● **What to produce**
Write out every line below that includes the word "年三季度末".

Dataset items:
——————————

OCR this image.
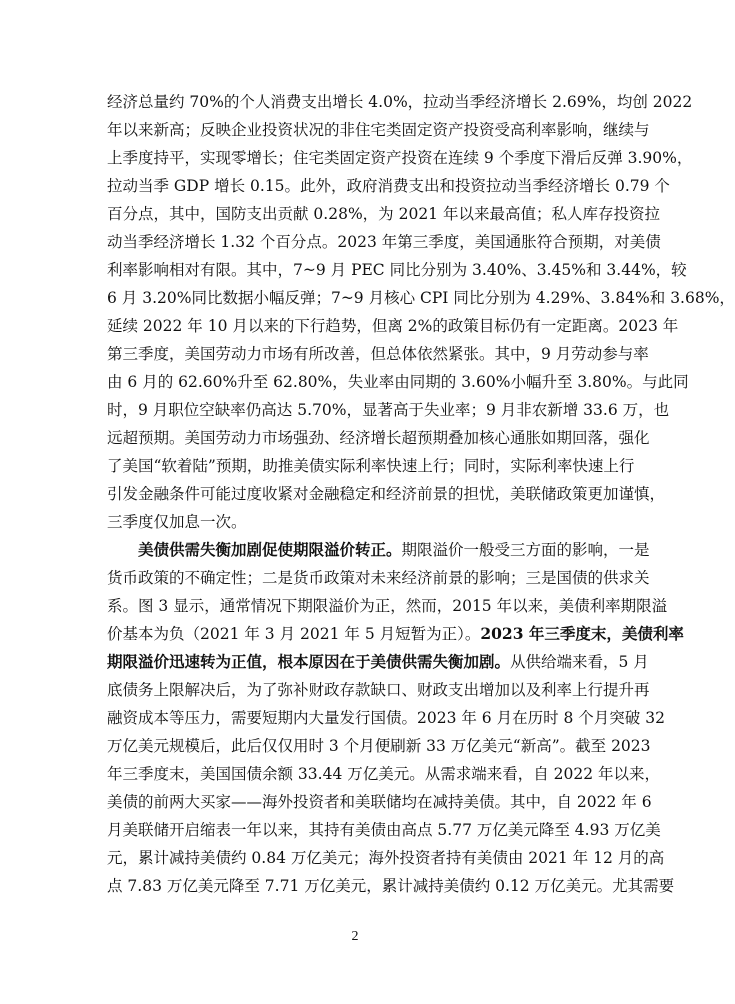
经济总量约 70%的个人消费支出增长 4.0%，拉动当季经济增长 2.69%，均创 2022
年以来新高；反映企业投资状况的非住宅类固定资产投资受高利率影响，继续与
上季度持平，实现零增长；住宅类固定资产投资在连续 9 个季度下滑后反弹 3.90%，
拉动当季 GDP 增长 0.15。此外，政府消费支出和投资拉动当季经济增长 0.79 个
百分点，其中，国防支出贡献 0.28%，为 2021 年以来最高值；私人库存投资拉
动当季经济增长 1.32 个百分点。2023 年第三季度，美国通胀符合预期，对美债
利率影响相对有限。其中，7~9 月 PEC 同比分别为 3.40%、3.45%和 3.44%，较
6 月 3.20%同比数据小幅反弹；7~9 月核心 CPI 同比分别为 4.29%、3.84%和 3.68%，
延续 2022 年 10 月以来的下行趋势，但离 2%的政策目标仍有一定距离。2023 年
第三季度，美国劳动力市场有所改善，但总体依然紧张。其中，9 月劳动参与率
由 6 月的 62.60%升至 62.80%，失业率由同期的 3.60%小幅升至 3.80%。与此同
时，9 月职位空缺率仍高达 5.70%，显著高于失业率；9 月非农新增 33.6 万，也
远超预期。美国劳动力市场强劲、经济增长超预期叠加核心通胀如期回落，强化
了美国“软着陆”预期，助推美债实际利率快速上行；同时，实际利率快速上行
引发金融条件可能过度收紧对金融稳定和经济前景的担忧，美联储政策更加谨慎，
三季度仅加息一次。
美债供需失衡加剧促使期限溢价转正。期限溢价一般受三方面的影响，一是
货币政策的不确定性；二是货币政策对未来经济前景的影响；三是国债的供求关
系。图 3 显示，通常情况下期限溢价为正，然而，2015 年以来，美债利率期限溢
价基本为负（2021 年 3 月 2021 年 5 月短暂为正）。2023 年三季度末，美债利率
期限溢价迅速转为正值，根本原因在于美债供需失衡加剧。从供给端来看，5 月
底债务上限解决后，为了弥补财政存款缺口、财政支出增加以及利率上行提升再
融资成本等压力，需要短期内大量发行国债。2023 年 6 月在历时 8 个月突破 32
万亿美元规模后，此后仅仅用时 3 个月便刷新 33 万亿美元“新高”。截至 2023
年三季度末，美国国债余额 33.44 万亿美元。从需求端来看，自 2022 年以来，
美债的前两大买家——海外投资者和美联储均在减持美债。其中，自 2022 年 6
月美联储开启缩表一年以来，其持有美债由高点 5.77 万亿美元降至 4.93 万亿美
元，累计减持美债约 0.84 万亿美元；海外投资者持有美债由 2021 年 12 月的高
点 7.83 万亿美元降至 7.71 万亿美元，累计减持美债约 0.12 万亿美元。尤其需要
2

——————————

● **Solution to the exercise**
价基本为负（2021 年 3 月 2021 年 5 月短暂为正）。2023 年三季度末，美债利率
年三季度末，美国国债余额 33.44 万亿美元。从需求端来看，自 2022 年以来，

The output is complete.